:: Material for this exercise ::
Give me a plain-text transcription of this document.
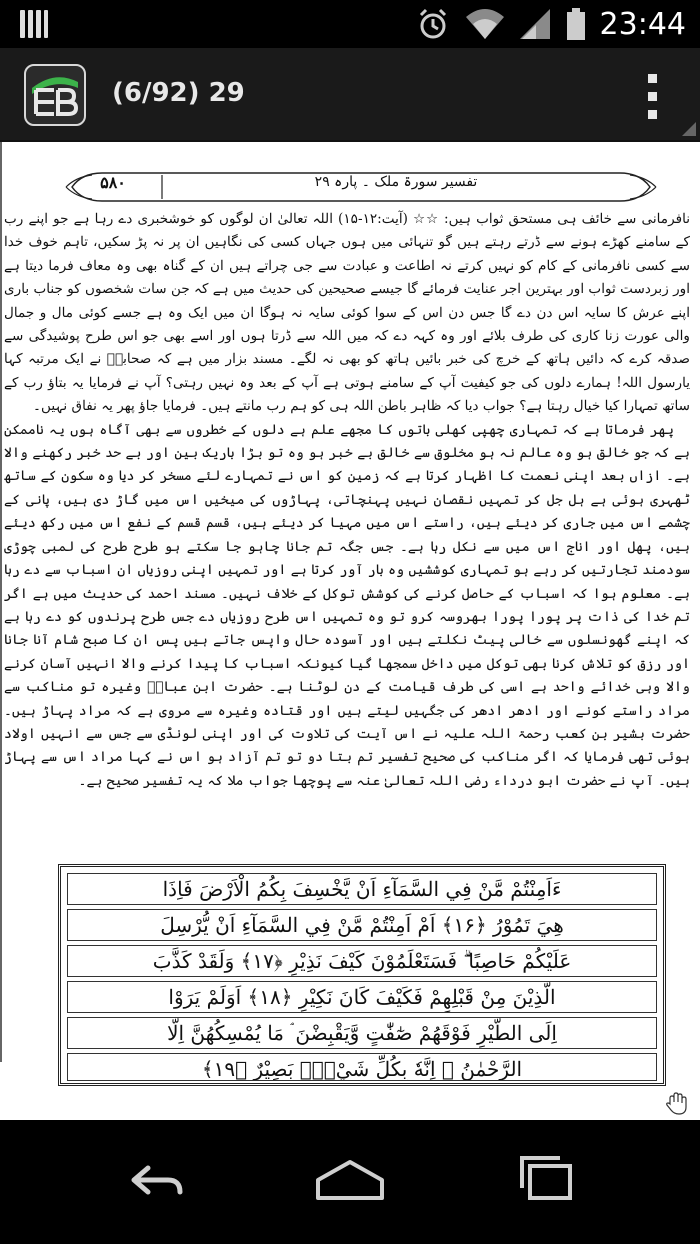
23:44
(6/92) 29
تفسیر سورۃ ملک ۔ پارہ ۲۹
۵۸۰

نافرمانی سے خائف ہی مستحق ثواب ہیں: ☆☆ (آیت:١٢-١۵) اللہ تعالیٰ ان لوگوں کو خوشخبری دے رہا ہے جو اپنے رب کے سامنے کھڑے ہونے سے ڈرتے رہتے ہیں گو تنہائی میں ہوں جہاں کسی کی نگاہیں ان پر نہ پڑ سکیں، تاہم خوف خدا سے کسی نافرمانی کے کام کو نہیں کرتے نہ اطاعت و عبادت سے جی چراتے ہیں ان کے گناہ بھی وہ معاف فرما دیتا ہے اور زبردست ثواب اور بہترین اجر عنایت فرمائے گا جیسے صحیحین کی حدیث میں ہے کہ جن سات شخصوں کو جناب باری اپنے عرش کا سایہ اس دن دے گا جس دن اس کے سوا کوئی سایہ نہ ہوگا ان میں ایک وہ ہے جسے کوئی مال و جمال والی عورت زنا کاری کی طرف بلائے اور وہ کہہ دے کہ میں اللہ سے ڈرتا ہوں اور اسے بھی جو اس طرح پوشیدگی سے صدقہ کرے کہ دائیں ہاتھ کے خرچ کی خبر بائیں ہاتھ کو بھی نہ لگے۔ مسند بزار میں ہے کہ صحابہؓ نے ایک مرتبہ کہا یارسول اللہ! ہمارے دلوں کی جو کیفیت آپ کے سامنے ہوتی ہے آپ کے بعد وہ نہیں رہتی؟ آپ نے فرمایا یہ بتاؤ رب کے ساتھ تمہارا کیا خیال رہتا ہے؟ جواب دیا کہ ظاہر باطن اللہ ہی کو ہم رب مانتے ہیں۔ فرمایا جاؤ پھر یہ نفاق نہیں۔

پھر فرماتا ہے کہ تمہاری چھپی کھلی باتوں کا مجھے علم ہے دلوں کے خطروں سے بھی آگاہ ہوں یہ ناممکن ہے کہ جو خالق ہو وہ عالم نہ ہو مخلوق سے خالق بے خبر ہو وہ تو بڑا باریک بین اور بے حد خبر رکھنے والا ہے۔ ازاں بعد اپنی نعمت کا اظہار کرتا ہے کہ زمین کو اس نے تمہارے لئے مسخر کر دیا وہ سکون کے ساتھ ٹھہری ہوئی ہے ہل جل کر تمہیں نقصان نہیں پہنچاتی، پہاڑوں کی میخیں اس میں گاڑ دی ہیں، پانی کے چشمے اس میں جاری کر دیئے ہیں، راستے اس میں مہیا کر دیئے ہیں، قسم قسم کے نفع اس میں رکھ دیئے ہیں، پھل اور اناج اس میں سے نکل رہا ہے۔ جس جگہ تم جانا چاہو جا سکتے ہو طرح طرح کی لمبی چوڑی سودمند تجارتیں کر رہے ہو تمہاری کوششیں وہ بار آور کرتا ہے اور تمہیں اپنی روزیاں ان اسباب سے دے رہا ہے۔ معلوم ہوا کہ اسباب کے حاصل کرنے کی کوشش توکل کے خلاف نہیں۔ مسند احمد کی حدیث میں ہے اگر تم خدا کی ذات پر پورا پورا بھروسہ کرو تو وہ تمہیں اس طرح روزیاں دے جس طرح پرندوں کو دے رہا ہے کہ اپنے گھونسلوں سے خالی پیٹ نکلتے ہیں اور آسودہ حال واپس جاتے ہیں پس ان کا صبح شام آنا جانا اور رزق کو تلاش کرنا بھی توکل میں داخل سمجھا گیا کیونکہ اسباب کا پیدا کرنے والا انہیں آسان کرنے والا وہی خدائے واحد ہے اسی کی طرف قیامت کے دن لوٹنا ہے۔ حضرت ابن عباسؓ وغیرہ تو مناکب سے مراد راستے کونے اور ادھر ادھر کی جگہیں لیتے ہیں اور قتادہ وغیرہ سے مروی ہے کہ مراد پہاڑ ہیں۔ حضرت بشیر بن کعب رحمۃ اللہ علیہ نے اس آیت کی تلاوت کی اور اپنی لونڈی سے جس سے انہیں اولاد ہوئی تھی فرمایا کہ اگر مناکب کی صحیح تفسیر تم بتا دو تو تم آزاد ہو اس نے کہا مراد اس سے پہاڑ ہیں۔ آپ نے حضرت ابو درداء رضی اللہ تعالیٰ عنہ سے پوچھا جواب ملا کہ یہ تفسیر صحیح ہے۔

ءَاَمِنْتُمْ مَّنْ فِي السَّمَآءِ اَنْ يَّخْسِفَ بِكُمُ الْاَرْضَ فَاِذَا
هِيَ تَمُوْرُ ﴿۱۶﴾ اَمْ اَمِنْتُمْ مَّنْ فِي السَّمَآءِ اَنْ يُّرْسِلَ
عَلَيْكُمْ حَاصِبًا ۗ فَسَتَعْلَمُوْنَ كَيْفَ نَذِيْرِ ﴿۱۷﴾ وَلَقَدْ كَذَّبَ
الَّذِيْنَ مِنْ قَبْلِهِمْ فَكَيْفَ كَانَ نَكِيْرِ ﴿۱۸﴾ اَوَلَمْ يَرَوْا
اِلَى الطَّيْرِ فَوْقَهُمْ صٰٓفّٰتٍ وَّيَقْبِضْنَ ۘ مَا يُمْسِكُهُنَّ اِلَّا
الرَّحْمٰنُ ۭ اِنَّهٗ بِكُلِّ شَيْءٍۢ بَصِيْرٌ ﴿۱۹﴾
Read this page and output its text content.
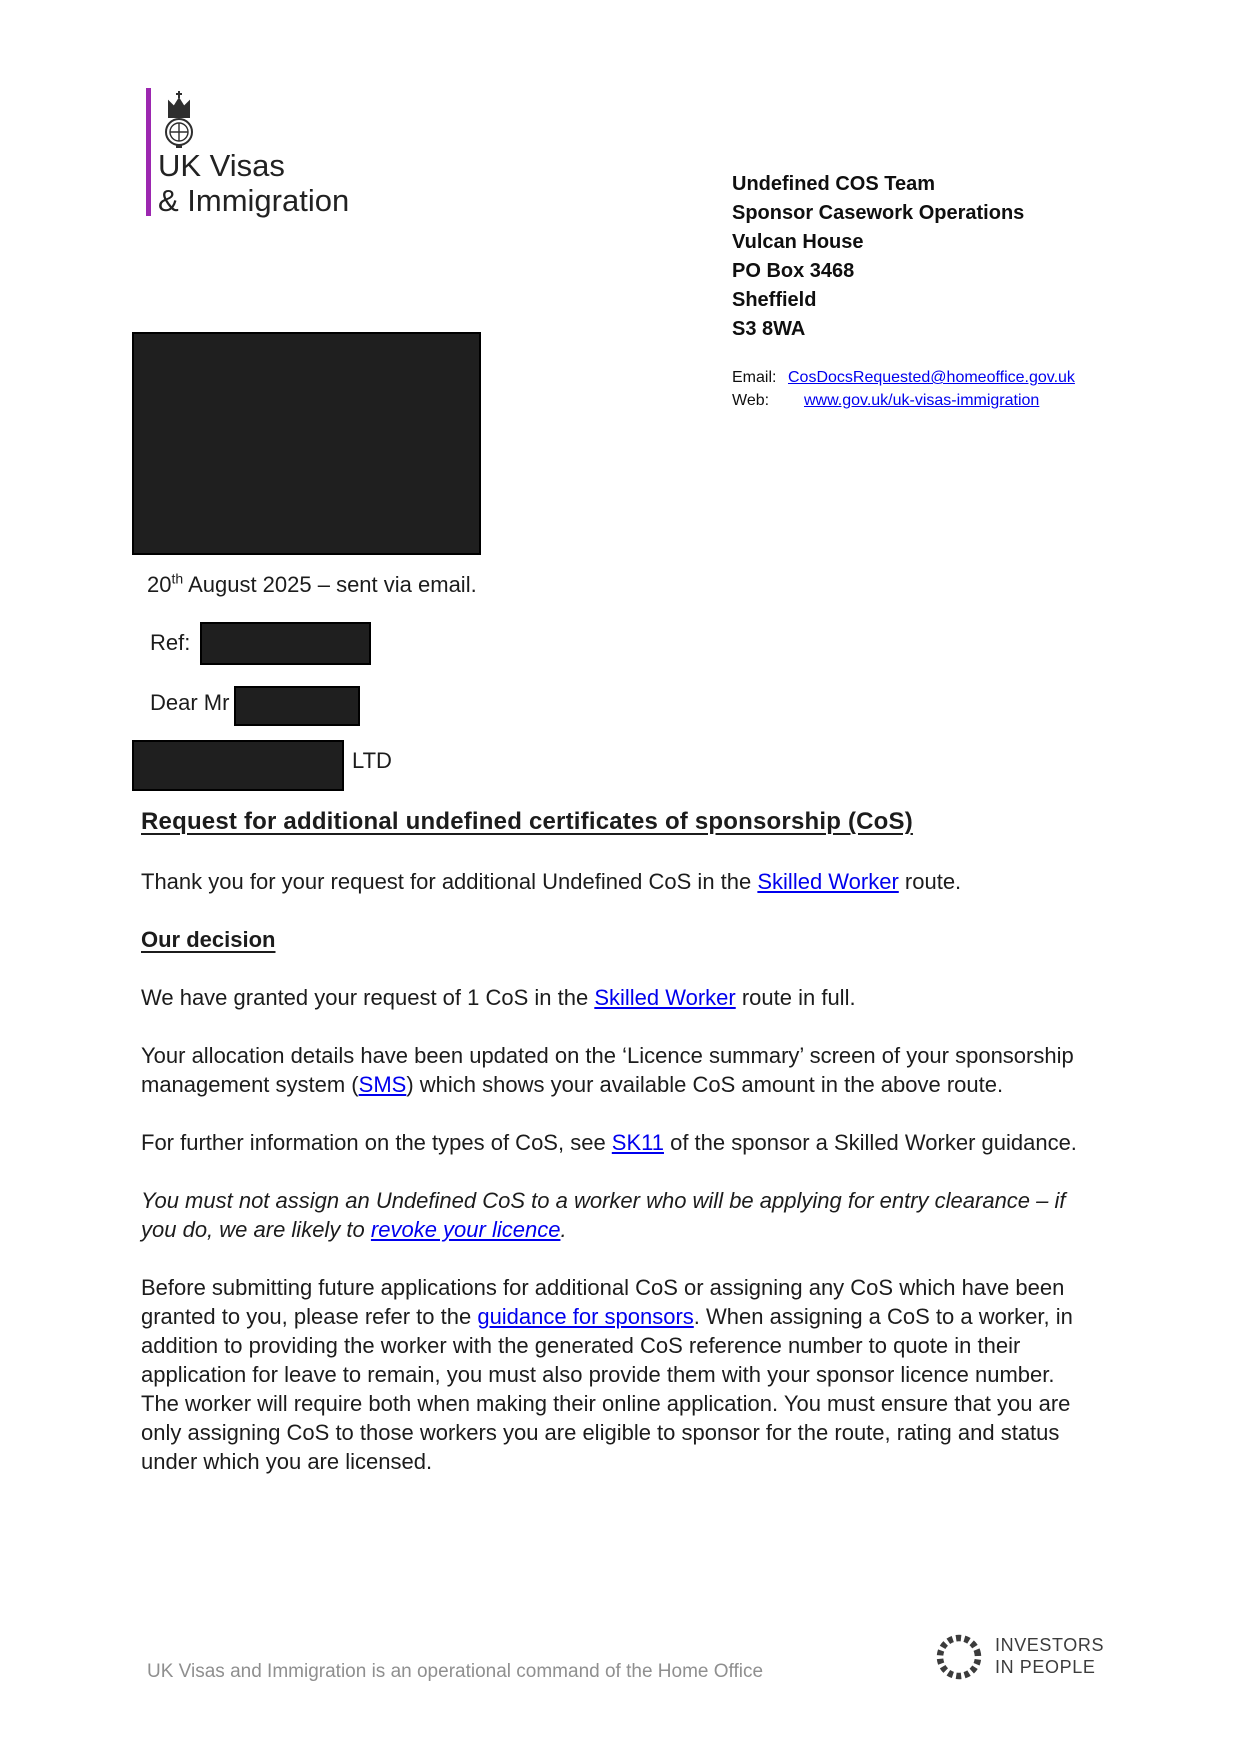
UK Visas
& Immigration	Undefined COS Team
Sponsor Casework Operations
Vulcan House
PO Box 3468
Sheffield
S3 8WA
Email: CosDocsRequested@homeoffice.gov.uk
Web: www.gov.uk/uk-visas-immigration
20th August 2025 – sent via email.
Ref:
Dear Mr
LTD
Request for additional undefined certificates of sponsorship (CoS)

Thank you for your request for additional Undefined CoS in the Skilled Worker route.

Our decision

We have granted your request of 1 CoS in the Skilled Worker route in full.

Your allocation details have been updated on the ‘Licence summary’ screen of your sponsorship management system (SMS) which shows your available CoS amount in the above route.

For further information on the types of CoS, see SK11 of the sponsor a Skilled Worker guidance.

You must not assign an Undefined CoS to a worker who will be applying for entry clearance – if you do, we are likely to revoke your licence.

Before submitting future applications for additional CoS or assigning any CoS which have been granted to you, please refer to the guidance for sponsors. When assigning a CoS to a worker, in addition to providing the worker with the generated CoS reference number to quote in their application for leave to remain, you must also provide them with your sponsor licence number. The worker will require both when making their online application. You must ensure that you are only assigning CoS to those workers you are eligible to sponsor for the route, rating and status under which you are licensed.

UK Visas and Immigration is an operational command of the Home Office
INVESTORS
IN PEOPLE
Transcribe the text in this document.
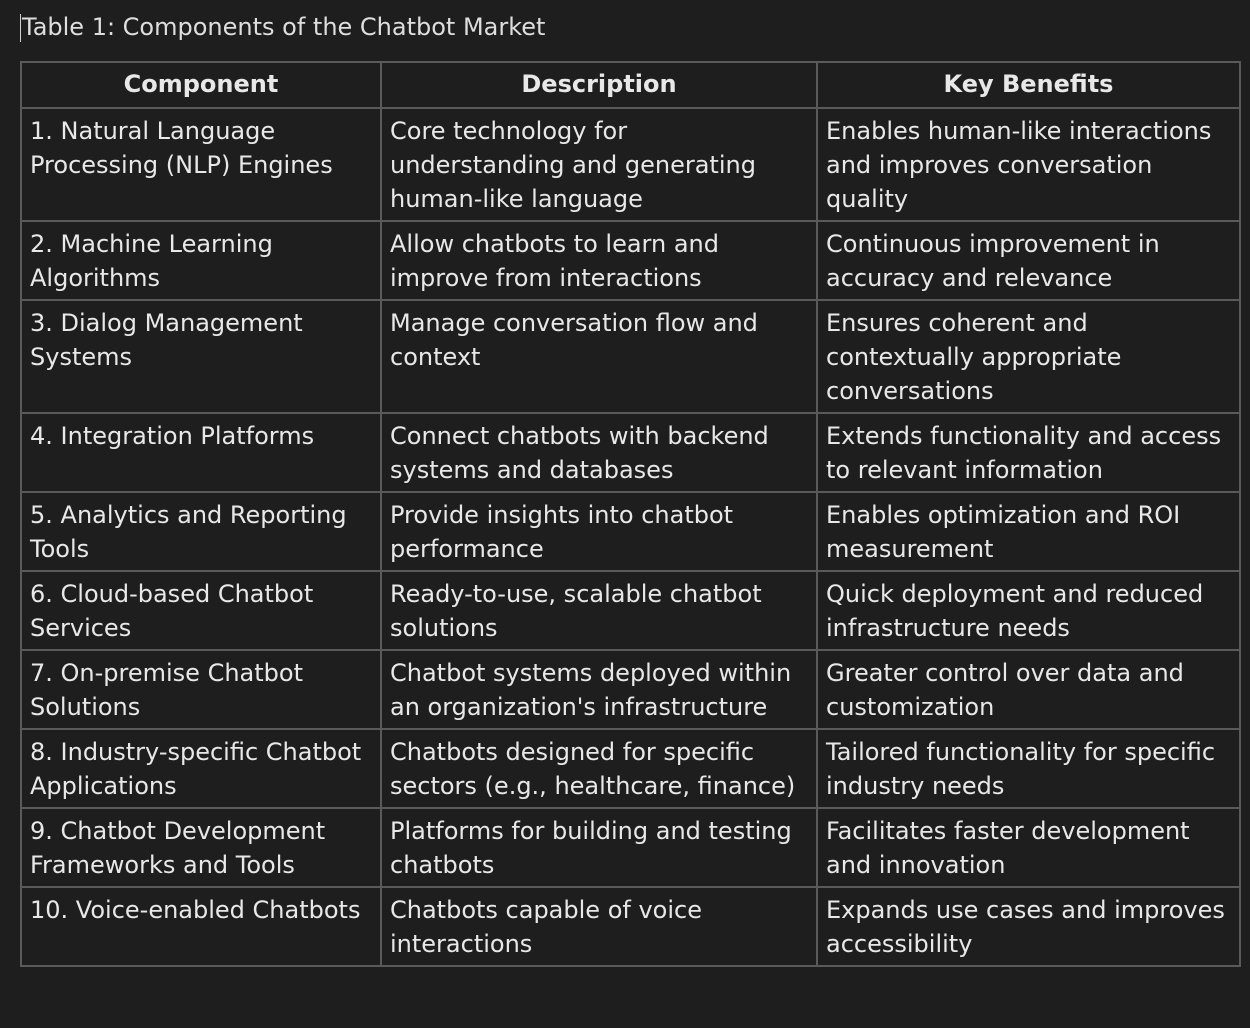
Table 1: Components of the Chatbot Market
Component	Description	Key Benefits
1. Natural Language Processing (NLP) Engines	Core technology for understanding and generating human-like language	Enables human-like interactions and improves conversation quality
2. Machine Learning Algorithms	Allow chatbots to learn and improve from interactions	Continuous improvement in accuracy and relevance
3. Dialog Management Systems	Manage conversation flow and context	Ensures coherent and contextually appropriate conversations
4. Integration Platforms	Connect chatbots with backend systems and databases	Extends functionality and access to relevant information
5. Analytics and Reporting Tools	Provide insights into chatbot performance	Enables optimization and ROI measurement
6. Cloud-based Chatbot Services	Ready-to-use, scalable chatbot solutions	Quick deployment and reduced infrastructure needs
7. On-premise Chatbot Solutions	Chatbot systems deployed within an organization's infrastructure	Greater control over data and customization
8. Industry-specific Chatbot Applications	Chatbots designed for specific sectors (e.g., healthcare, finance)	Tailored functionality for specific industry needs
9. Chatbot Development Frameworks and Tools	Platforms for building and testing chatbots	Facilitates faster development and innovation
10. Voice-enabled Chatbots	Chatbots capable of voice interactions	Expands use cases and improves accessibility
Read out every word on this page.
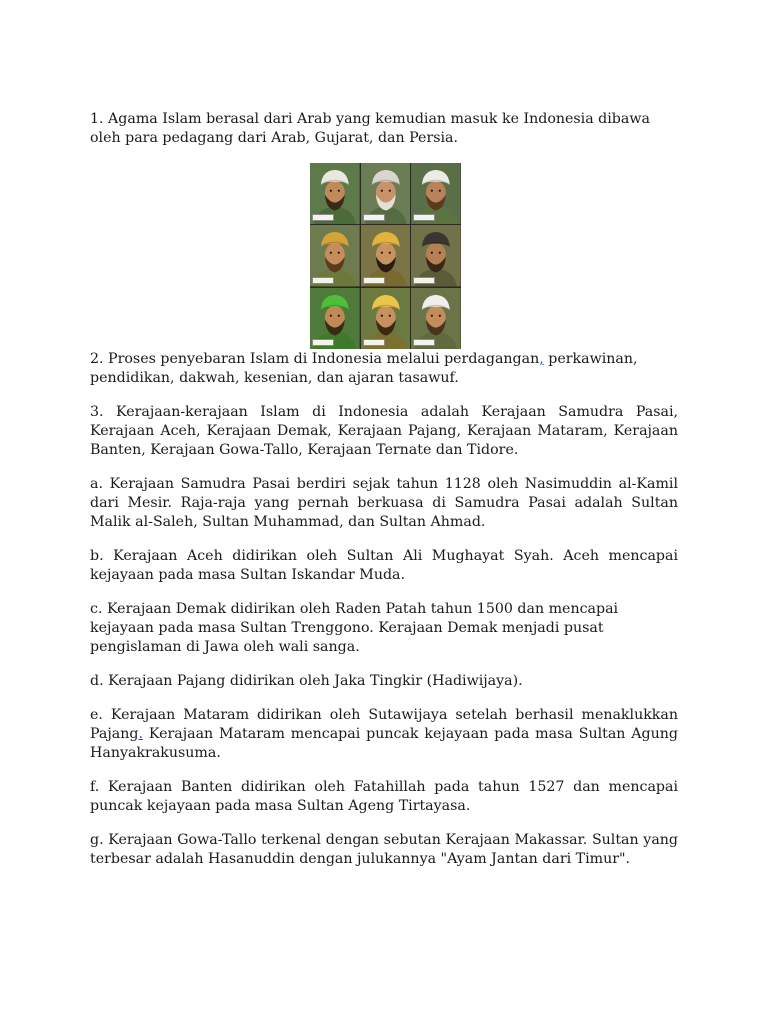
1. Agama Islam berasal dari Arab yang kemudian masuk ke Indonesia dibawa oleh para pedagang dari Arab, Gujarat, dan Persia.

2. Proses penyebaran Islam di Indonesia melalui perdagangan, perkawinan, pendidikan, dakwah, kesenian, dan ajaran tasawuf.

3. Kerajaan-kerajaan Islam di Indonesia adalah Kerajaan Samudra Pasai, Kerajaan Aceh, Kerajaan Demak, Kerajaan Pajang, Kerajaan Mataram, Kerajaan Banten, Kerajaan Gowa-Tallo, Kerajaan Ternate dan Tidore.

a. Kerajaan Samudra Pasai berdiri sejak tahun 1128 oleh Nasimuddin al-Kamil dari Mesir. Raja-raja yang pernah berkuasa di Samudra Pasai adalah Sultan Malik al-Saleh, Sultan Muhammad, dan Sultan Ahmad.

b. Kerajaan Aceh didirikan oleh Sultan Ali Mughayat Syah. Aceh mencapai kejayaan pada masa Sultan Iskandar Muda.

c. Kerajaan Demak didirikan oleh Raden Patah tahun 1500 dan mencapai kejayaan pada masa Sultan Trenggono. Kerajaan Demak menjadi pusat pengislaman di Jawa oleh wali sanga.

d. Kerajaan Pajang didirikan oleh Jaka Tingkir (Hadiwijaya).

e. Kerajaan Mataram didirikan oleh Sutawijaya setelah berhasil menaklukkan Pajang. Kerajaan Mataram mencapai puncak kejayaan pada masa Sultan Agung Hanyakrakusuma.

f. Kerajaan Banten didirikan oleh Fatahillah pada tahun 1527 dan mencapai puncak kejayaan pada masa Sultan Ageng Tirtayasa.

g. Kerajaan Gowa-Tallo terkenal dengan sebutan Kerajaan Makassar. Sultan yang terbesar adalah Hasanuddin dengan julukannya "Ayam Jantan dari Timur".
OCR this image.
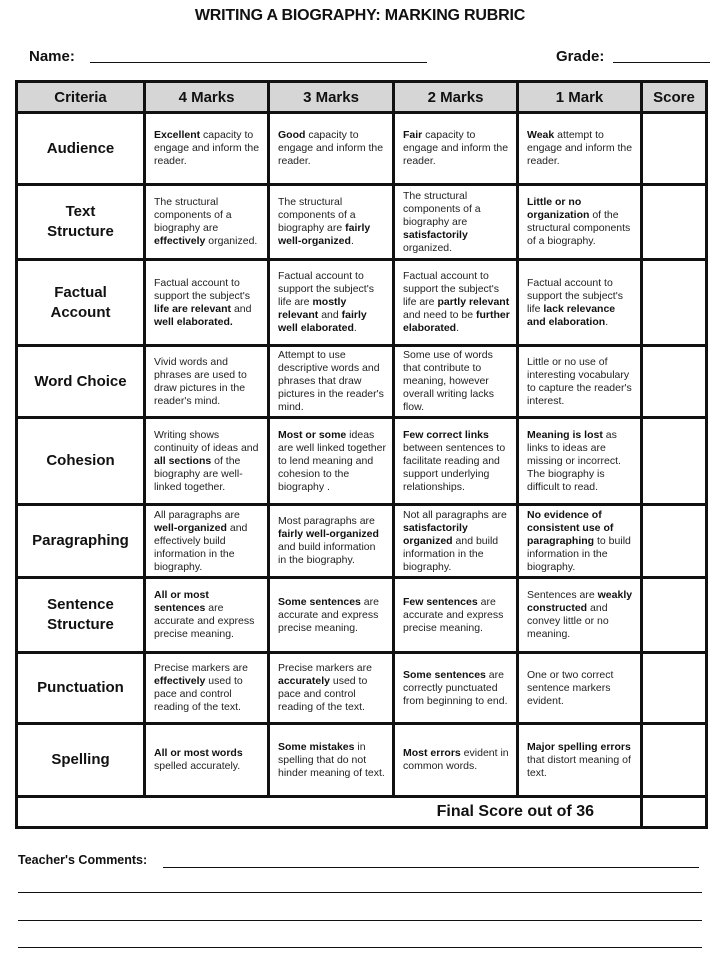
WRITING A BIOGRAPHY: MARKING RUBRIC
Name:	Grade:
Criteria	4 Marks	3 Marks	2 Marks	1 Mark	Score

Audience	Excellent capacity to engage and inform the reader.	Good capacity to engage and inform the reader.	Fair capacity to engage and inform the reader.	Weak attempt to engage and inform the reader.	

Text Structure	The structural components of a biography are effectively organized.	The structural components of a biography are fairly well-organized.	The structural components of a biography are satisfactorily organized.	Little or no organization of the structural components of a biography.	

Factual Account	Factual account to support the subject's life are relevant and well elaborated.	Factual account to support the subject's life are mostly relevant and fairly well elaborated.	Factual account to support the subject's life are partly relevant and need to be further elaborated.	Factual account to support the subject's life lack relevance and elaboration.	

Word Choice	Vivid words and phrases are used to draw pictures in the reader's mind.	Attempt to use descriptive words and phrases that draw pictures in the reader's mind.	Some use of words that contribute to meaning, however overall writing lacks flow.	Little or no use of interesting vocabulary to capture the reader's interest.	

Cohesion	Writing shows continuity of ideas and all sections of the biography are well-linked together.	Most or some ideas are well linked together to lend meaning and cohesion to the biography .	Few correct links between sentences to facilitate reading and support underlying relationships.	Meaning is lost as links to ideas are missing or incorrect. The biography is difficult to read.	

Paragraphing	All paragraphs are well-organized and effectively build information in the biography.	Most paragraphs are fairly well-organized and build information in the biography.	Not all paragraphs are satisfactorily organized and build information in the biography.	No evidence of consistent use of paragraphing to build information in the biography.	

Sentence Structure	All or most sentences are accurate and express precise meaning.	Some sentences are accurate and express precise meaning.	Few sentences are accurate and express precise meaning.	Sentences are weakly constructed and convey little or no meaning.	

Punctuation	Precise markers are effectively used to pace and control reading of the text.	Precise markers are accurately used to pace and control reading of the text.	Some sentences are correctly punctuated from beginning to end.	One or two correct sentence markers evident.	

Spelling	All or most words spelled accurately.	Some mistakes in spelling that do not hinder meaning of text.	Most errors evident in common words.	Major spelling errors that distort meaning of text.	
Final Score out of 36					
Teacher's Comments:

:: What is asked ::
Copy every line of the listing containing the string "Score".

:: Complete output ::
Criteria	4 Marks	3 Marks	2 Marks	1 Mark	Score
Final Score out of 36					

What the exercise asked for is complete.